*Problem requirements*.
Which of the lines below include the word "patients"? Pull each one out.
Data extracts: Begin
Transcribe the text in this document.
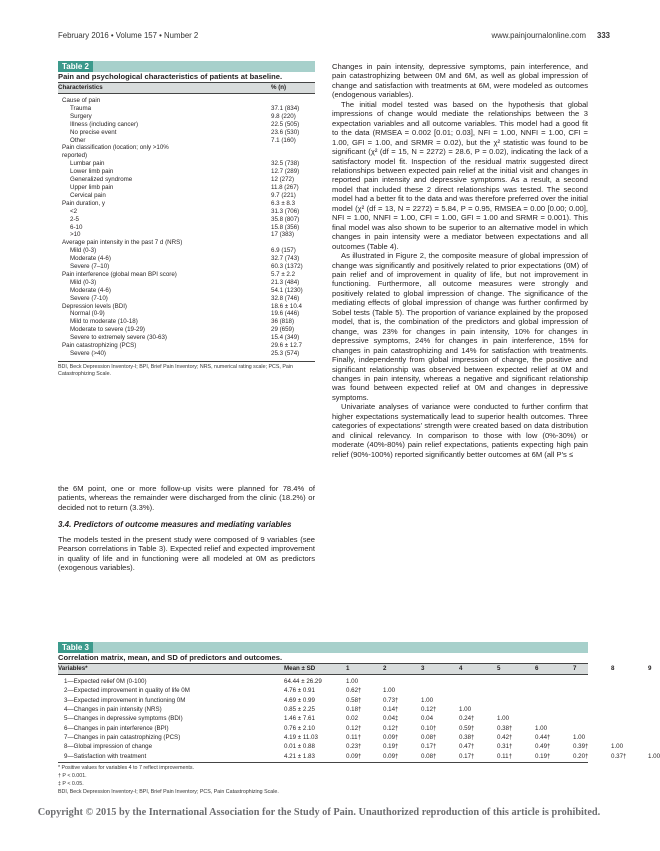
February 2016 • Volume 157 • Number 2	www.painjournalonline.com 333
Table 2
Pain and psychological characteristics of patients at baseline.
Characteristics	% (n)
Cause of pain
Trauma	37.1 (834)
Surgery	9.8 (220)
Illness (including cancer)	22.5 (505)
No precise event	23.6 (530)
Other	7.1 (160)
Pain classification (location; only >10%
reported)
Lumbar pain	32.5 (738)
Lower limb pain	12.7 (289)
Generalized syndrome	12 (272)
Upper limb pain	11.8 (267)
Cervical pain	9.7 (221)
Pain duration, y	6.3 ± 8.3
<2	31.3 (706)
2-5	35.8 (807)
6-10	15.8 (356)
>10	17 (383)
Average pain intensity in the past 7 d (NRS)
Mild (0-3)	6.9 (157)
Moderate (4-6)	32.7 (743)
Severe (7–10)	60.3 (1372)
Pain interference (global mean BPI score)	5.7 ± 2.2
Mild (0-3)	21.3 (484)
Moderate (4-6)	54.1 (1230)
Severe (7-10)	32.8 (746)
Depression levels (BDI)	18.6 ± 10.4
Normal (0-9)	19.6 (446)
Mild to moderate (10-18)	36 (818)
Moderate to severe (19-29)	29 (659)
Severe to extremely severe (30-63)	15.4 (349)
Pain catastrophizing (PCS)	29.6 ± 12.7
Severe (>40)	25.3 (574)
BDI, Beck Depression Inventory-I; BPI, Brief Pain Inventory; NRS, numerical rating scale; PCS, Pain Catastrophizing Scale.

the 6M point, one or more follow-up visits were planned for 78.4% of patients, whereas the remainder were discharged from the clinic (18.2%) or decided not to return (3.3%).

3.4. Predictors of outcome measures and mediating variables

The models tested in the present study were composed of 9 variables (see Pearson correlations in Table 3). Expected relief and expected improvement in quality of life and in functioning were all modeled at 0M as predictors (exogenous variables).

Changes in pain intensity, depressive symptoms, pain interference, and pain catastrophizing between 0M and 6M, as well as global impression of change and satisfaction with treatments at 6M, were modeled as outcomes (endogenous variables).

The initial model tested was based on the hypothesis that global impressions of change would mediate the relationships between the 3 expectation variables and all outcome variables. This model had a good fit to the data (RMSEA = 0.002 [0.01; 0.03], NFI = 1.00, NNFI = 1.00, CFI = 1.00, GFI = 1.00, and SRMR = 0.02), but the χ² statistic was found to be significant (χ² (df = 15, N = 2272) = 28.6, P = 0.02), indicating the lack of a satisfactory model fit. Inspection of the residual matrix suggested direct relationships between expected pain relief at the initial visit and changes in reported pain intensity and depressive symptoms. As a result, a second model that included these 2 direct relationships was tested. The second model had a better fit to the data and was therefore preferred over the initial model (χ² (df = 13, N = 2272) = 5.84, P = 0.95, RMSEA = 0.00 [0.00; 0.00], NFI = 1.00, NNFI = 1.00, CFI = 1.00, GFI = 1.00 and SRMR = 0.001). This final model was also shown to be superior to an alternative model in which changes in pain intensity were a mediator between expectations and all outcomes (Table 4).

As illustrated in Figure 2, the composite measure of global impression of change was significantly and positively related to prior expectations (0M) of pain relief and of improvement in quality of life, but not improvement in functioning. Furthermore, all outcome measures were strongly and positively related to global impression of change. The significance of the mediating effects of global impression of change was further confirmed by Sobel tests (Table 5). The proportion of variance explained by the proposed model, that is, the combination of the predictors and global impression of change, was 23% for changes in pain intensity, 10% for changes in depressive symptoms, 24% for changes in pain interference, 15% for changes in pain catastrophizing and 14% for satisfaction with treatments. Finally, independently from global impression of change, the positive and significant relationship was observed between expected relief at 0M and changes in pain intensity, whereas a negative and significant relationship was found between expected relief at 0M and changes in depressive symptoms.

Univariate analyses of variance were conducted to further confirm that higher expectations systematically lead to superior health outcomes. Three categories of expectations' strength were created based on data distribution and clinical relevancy. In comparison to those with low (0%-30%) or moderate (40%-80%) pain relief expectations, patients expecting high pain relief (90%-100%) reported significantly better outcomes at 6M (all P's ≤

Table 3
Correlation matrix, mean, and SD of predictors and outcomes.
Variables*	Mean ± SD	1	2	3	4	5	6	7	8	9
1—Expected relief 0M (0-100)	64.44 ± 26.29	1.00
2—Expected improvement in quality of life 0M	4.76 ± 0.91	0.62†	1.00
3—Expected improvement in functioning 0M	4.69 ± 0.99	0.58†	0.73†	1.00
4—Changes in pain intensity (NRS)	0.85 ± 2.25	0.18†	0.14†	0.12†	1.00
5—Changes in depressive symptoms (BDI)	1.46 ± 7.61	0.02	0.04‡	0.04	0.24†	1.00
6—Changes in pain interference (BPI)	0.76 ± 2.10	0.12†	0.12†	0.10†	0.59†	0.38†	1.00
7—Changes in pain catastrophizing (PCS)	4.19 ± 11.03	0.11†	0.09†	0.08†	0.38†	0.42†	0.44†	1.00
8—Global impression of change	0.01 ± 0.88	0.23†	0.19†	0.17†	0.47†	0.31†	0.49†	0.39†	1.00
9—Satisfaction with treatment	4.21 ± 1.83	0.09†	0.09†	0.08†	0.17†	0.11†	0.19†	0.20†	0.37†	1.00
* Positive values for variables 4 to 7 reflect improvements.
† P < 0.001.
‡ P < 0.05.
BDI, Beck Depression Inventory-I; BPI, Brief Pain Inventory; PCS, Pain Catastrophizing Scale.
Copyright © 2015 by the International Association for the Study of Pain. Unauthorized reproduction of this article is prohibited.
Data extracts: End
*Expected answer*.
Pain and psychological characteristics of patients at baseline.
the 6M point, one or more follow-up visits were planned for 78.4% of patients, whereas the remainder were discharged from the clinic (18.2%) or decided not to return (3.3%).
Univariate analyses of variance were conducted to further confirm that higher expectations systematically lead to superior health outcomes. Three categories of expectations' strength were created based on data distribution and clinical relevancy. In comparison to those with low (0%-30%) or moderate (40%-80%) pain relief expectations, patients expecting high pain relief (90%-100%) reported significantly better outcomes at 6M (all P's ≤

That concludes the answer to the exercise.